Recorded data

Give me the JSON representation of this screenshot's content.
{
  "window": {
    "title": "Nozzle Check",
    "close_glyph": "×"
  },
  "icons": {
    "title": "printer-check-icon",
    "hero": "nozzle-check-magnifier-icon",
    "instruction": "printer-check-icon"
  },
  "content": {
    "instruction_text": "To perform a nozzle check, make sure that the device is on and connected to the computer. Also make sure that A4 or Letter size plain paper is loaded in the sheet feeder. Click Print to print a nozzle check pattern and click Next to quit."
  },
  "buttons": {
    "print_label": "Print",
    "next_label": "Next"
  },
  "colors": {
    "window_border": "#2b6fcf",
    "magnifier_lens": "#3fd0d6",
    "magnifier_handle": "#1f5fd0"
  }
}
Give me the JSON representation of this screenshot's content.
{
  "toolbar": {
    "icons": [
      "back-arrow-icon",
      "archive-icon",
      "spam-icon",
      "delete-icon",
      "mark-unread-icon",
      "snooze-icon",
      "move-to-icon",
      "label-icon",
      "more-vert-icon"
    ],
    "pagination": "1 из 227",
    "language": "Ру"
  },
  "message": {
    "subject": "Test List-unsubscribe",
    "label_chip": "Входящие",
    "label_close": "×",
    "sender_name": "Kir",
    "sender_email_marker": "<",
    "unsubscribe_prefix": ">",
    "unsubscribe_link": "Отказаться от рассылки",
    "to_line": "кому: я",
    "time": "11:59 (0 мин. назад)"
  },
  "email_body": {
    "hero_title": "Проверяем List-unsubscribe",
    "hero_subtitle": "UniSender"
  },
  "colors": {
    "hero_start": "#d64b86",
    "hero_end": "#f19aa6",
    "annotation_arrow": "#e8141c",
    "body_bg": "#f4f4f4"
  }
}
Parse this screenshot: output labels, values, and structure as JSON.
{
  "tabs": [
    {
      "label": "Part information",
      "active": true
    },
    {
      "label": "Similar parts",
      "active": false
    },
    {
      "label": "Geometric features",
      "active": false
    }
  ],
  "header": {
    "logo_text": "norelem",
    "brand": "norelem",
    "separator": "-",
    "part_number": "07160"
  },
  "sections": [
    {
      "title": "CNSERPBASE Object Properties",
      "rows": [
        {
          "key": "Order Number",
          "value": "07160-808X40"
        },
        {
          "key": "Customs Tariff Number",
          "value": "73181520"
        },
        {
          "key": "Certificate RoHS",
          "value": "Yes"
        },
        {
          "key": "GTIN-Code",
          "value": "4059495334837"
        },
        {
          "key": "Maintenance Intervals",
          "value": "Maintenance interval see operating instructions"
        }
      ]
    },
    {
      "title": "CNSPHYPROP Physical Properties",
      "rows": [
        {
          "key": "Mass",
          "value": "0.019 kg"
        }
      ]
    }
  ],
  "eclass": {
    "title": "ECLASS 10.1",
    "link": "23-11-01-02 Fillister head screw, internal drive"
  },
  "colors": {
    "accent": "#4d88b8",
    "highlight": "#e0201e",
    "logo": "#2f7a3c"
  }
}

TASK GOAL. Quote the listing in full, please, keeping every line exact.

ANSWER TO THE EXERCISE.
Give me the JSON representation of this screenshot's content.
{
  "window": {
    "title": "Nozzle Check",
    "close_glyph": "×"
  },
  "icons": {
    "title": "printer-check-icon",
    "hero": "nozzle-check-magnifier-icon",
    "instruction": "printer-check-icon"
  },
  "content": {
    "instruction_text": "To perform a nozzle check, make sure that the device is on and connected to the computer. Also make sure that A4 or Letter size plain paper is loaded in the sheet feeder. Click Print to print a nozzle check pattern and click Next to quit."
  },
  "buttons": {
    "print_label": "Print",
    "next_label": "Next"
  },
  "colors": {
    "window_border": "#2b6fcf",
    "magnifier_lens": "#3fd0d6",
    "magnifier_handle": "#1f5fd0"
  }
}
Give me the JSON representation of this screenshot's content.
{
  "toolbar": {
    "icons": [
      "back-arrow-icon",
      "archive-icon",
      "spam-icon",
      "delete-icon",
      "mark-unread-icon",
      "snooze-icon",
      "move-to-icon",
      "label-icon",
      "more-vert-icon"
    ],
    "pagination": "1 из 227",
    "language": "Ру"
  },
  "message": {
    "subject": "Test List-unsubscribe",
    "label_chip": "Входящие",
    "label_close": "×",
    "sender_name": "Kir",
    "sender_email_marker": "<",
    "unsubscribe_prefix": ">",
    "unsubscribe_link": "Отказаться от рассылки",
    "to_line": "кому: я",
    "time": "11:59 (0 мин. назад)"
  },
  "email_body": {
    "hero_title": "Проверяем List-unsubscribe",
    "hero_subtitle": "UniSender"
  },
  "colors": {
    "hero_start": "#d64b86",
    "hero_end": "#f19aa6",
    "annotation_arrow": "#e8141c",
    "body_bg": "#f4f4f4"
  }
}
Parse this screenshot: output labels, values, and structure as JSON.
{
  "tabs": [
    {
      "label": "Part information",
      "active": true
    },
    {
      "label": "Similar parts",
      "active": false
    },
    {
      "label": "Geometric features",
      "active": false
    }
  ],
  "header": {
    "logo_text": "norelem",
    "brand": "norelem",
    "separator": "-",
    "part_number": "07160"
  },
  "sections": [
    {
      "title": "CNSERPBASE Object Properties",
      "rows": [
        {
          "key": "Order Number",
          "value": "07160-808X40"
        },
        {
          "key": "Customs Tariff Number",
          "value": "73181520"
        },
        {
          "key": "Certificate RoHS",
          "value": "Yes"
        },
        {
          "key": "GTIN-Code",
          "value": "4059495334837"
        },
        {
          "key": "Maintenance Intervals",
          "value": "Maintenance interval see operating instructions"
        }
      ]
    },
    {
      "title": "CNSPHYPROP Physical Properties",
      "rows": [
        {
          "key": "Mass",
          "value": "0.019 kg"
        }
      ]
    }
  ],
  "eclass": {
    "title": "ECLASS 10.1",
    "link": "23-11-01-02 Fillister head screw, internal drive"
  },
  "colors": {
    "accent": "#4d88b8",
    "highlight": "#e0201e",
    "logo": "#2f7a3c"
  }
}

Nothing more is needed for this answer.